## BEGIN Data for this task

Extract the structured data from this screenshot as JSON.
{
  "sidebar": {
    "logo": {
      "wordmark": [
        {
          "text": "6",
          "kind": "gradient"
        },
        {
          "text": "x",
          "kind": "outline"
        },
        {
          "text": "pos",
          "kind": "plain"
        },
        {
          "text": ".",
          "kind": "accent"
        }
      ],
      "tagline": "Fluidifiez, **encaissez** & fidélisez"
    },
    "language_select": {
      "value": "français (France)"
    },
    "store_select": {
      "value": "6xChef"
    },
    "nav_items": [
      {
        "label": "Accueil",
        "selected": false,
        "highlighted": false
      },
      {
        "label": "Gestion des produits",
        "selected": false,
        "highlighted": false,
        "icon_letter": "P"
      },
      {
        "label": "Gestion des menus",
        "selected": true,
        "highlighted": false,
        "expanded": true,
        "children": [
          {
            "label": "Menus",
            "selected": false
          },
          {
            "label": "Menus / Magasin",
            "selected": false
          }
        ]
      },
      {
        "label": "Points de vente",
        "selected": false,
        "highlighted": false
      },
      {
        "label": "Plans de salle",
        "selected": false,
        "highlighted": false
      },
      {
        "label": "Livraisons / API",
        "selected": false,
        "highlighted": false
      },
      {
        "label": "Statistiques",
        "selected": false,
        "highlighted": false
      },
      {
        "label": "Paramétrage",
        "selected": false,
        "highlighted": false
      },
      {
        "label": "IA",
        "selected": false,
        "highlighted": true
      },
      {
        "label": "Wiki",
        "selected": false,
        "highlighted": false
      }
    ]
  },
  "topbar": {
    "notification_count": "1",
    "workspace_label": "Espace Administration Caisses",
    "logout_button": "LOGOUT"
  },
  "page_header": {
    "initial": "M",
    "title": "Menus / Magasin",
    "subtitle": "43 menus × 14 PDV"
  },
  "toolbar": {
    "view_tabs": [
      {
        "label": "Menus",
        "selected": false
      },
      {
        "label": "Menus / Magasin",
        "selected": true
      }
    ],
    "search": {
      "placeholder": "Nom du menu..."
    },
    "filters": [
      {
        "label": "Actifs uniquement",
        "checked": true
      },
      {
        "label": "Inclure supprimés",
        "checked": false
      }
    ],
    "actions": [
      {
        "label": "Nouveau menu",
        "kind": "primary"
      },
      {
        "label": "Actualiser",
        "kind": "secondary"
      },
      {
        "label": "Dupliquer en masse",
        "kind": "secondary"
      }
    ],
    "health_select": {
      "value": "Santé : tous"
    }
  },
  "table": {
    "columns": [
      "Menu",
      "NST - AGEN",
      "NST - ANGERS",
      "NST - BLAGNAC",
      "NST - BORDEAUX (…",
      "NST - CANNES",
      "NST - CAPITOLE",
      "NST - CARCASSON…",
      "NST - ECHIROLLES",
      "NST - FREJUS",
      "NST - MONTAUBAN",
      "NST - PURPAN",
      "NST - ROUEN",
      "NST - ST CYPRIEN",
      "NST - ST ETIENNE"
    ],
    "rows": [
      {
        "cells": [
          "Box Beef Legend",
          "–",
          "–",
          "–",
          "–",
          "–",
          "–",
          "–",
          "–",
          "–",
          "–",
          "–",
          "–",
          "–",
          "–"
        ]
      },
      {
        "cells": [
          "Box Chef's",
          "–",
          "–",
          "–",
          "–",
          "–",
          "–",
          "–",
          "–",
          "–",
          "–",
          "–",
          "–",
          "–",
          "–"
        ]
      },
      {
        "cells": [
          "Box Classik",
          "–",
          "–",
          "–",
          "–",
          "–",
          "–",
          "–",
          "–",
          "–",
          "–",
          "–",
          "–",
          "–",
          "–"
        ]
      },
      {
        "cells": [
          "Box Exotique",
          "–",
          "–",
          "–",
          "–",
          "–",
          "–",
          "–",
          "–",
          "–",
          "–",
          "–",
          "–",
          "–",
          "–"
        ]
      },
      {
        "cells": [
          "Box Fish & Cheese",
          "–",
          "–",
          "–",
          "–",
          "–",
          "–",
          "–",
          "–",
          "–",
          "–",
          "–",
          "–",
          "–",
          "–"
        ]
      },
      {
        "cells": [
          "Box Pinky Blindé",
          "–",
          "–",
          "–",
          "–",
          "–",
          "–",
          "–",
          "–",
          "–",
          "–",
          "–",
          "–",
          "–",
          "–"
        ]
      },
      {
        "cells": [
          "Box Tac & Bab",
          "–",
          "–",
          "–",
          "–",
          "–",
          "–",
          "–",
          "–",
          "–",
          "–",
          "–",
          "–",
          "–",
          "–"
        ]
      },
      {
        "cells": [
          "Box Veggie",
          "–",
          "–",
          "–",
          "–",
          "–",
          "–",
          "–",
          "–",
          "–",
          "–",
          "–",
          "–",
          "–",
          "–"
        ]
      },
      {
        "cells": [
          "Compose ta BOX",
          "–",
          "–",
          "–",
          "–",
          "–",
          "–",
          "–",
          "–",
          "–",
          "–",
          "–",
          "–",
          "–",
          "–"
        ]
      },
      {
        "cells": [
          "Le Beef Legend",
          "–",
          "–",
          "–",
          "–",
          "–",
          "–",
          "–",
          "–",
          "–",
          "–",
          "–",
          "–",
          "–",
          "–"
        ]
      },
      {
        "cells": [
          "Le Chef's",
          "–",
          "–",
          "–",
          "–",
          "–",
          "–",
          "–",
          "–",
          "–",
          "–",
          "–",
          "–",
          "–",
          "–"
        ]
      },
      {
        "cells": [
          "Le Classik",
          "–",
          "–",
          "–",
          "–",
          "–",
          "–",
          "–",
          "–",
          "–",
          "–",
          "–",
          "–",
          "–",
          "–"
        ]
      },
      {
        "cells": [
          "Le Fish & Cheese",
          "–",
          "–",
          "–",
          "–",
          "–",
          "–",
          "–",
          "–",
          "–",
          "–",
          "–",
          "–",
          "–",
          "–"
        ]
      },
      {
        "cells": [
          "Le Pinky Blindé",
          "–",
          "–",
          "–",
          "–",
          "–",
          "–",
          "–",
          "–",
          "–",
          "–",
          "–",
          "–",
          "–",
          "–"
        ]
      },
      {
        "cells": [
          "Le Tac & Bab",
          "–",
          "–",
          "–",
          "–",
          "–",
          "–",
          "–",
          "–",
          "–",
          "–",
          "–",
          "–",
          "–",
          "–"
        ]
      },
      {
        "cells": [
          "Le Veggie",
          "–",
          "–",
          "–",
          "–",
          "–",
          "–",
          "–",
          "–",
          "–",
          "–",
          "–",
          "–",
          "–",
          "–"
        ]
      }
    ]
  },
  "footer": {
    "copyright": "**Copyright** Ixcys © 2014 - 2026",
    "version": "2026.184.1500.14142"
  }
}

## END Data for this task

**Given problem**
Take the entries above and copy them out exactly.

**Full response**
Extract the structured data from this screenshot as JSON.
{
  "sidebar": {
    "logo": {
      "wordmark": [
        {
          "text": "6",
          "kind": "gradient"
        },
        {
          "text": "x",
          "kind": "outline"
        },
        {
          "text": "pos",
          "kind": "plain"
        },
        {
          "text": ".",
          "kind": "accent"
        }
      ],
      "tagline": "Fluidifiez, **encaissez** & fidélisez"
    },
    "language_select": {
      "value": "français (France)"
    },
    "store_select": {
      "value": "6xChef"
    },
    "nav_items": [
      {
        "label": "Accueil",
        "selected": false,
        "highlighted": false
      },
      {
        "label": "Gestion des produits",
        "selected": false,
        "highlighted": false,
        "icon_letter": "P"
      },
      {
        "label": "Gestion des menus",
        "selected": true,
        "highlighted": false,
        "expanded": true,
        "children": [
          {
            "label": "Menus",
            "selected": false
          },
          {
            "label": "Menus / Magasin",
            "selected": false
          }
        ]
      },
      {
        "label": "Points de vente",
        "selected": false,
        "highlighted": false
      },
      {
        "label": "Plans de salle",
        "selected": false,
        "highlighted": false
      },
      {
        "label": "Livraisons / API",
        "selected": false,
        "highlighted": false
      },
      {
        "label": "Statistiques",
        "selected": false,
        "highlighted": false
      },
      {
        "label": "Paramétrage",
        "selected": false,
        "highlighted": false
      },
      {
        "label": "IA",
        "selected": false,
        "highlighted": true
      },
      {
        "label": "Wiki",
        "selected": false,
        "highlighted": false
      }
    ]
  },
  "topbar": {
    "notification_count": "1",
    "workspace_label": "Espace Administration Caisses",
    "logout_button": "LOGOUT"
  },
  "page_header": {
    "initial": "M",
    "title": "Menus / Magasin",
    "subtitle": "43 menus × 14 PDV"
  },
  "toolbar": {
    "view_tabs": [
      {
        "label": "Menus",
        "selected": false
      },
      {
        "label": "Menus / Magasin",
        "selected": true
      }
    ],
    "search": {
      "placeholder": "Nom du menu..."
    },
    "filters": [
      {
        "label": "Actifs uniquement",
        "checked": true
      },
      {
        "label": "Inclure supprimés",
        "checked": false
      }
    ],
    "actions": [
      {
        "label": "Nouveau menu",
        "kind": "primary"
      },
      {
        "label": "Actualiser",
        "kind": "secondary"
      },
      {
        "label": "Dupliquer en masse",
        "kind": "secondary"
      }
    ],
    "health_select": {
      "value": "Santé : tous"
    }
  },
  "table": {
    "columns": [
      "Menu",
      "NST - AGEN",
      "NST - ANGERS",
      "NST - BLAGNAC",
      "NST - BORDEAUX (…",
      "NST - CANNES",
      "NST - CAPITOLE",
      "NST - CARCASSON…",
      "NST - ECHIROLLES",
      "NST - FREJUS",
      "NST - MONTAUBAN",
      "NST - PURPAN",
      "NST - ROUEN",
      "NST - ST CYPRIEN",
      "NST - ST ETIENNE"
    ],
    "rows": [
      {
        "cells": [
          "Box Beef Legend",
          "–",
          "–",
          "–",
          "–",
          "–",
          "–",
          "–",
          "–",
          "–",
          "–",
          "–",
          "–",
          "–",
          "–"
        ]
      },
      {
        "cells": [
          "Box Chef's",
          "–",
          "–",
          "–",
          "–",
          "–",
          "–",
          "–",
          "–",
          "–",
          "–",
          "–",
          "–",
          "–",
          "–"
        ]
      },
      {
        "cells": [
          "Box Classik",
          "–",
          "–",
          "–",
          "–",
          "–",
          "–",
          "–",
          "–",
          "–",
          "–",
          "–",
          "–",
          "–",
          "–"
        ]
      },
      {
        "cells": [
          "Box Exotique",
          "–",
          "–",
          "–",
          "–",
          "–",
          "–",
          "–",
          "–",
          "–",
          "–",
          "–",
          "–",
          "–",
          "–"
        ]
      },
      {
        "cells": [
          "Box Fish & Cheese",
          "–",
          "–",
          "–",
          "–",
          "–",
          "–",
          "–",
          "–",
          "–",
          "–",
          "–",
          "–",
          "–",
          "–"
        ]
      },
      {
        "cells": [
          "Box Pinky Blindé",
          "–",
          "–",
          "–",
          "–",
          "–",
          "–",
          "–",
          "–",
          "–",
          "–",
          "–",
          "–",
          "–",
          "–"
        ]
      },
      {
        "cells": [
          "Box Tac & Bab",
          "–",
          "–",
          "–",
          "–",
          "–",
          "–",
          "–",
          "–",
          "–",
          "–",
          "–",
          "–",
          "–",
          "–"
        ]
      },
      {
        "cells": [
          "Box Veggie",
          "–",
          "–",
          "–",
          "–",
          "–",
          "–",
          "–",
          "–",
          "–",
          "–",
          "–",
          "–",
          "–",
          "–"
        ]
      },
      {
        "cells": [
          "Compose ta BOX",
          "–",
          "–",
          "–",
          "–",
          "–",
          "–",
          "–",
          "–",
          "–",
          "–",
          "–",
          "–",
          "–",
          "–"
        ]
      },
      {
        "cells": [
          "Le Beef Legend",
          "–",
          "–",
          "–",
          "–",
          "–",
          "–",
          "–",
          "–",
          "–",
          "–",
          "–",
          "–",
          "–",
          "–"
        ]
      },
      {
        "cells": [
          "Le Chef's",
          "–",
          "–",
          "–",
          "–",
          "–",
          "–",
          "–",
          "–",
          "–",
          "–",
          "–",
          "–",
          "–",
          "–"
        ]
      },
      {
        "cells": [
          "Le Classik",
          "–",
          "–",
          "–",
          "–",
          "–",
          "–",
          "–",
          "–",
          "–",
          "–",
          "–",
          "–",
          "–",
          "–"
        ]
      },
      {
        "cells": [
          "Le Fish & Cheese",
          "–",
          "–",
          "–",
          "–",
          "–",
          "–",
          "–",
          "–",
          "–",
          "–",
          "–",
          "–",
          "–",
          "–"
        ]
      },
      {
        "cells": [
          "Le Pinky Blindé",
          "–",
          "–",
          "–",
          "–",
          "–",
          "–",
          "–",
          "–",
          "–",
          "–",
          "–",
          "–",
          "–",
          "–"
        ]
      },
      {
        "cells": [
          "Le Tac & Bab",
          "–",
          "–",
          "–",
          "–",
          "–",
          "–",
          "–",
          "–",
          "–",
          "–",
          "–",
          "–",
          "–",
          "–"
        ]
      },
      {
        "cells": [
          "Le Veggie",
          "–",
          "–",
          "–",
          "–",
          "–",
          "–",
          "–",
          "–",
          "–",
          "–",
          "–",
          "–",
          "–",
          "–"
        ]
      }
    ]
  },
  "footer": {
    "copyright": "**Copyright** Ixcys © 2014 - 2026",
    "version": "2026.184.1500.14142"
  }
}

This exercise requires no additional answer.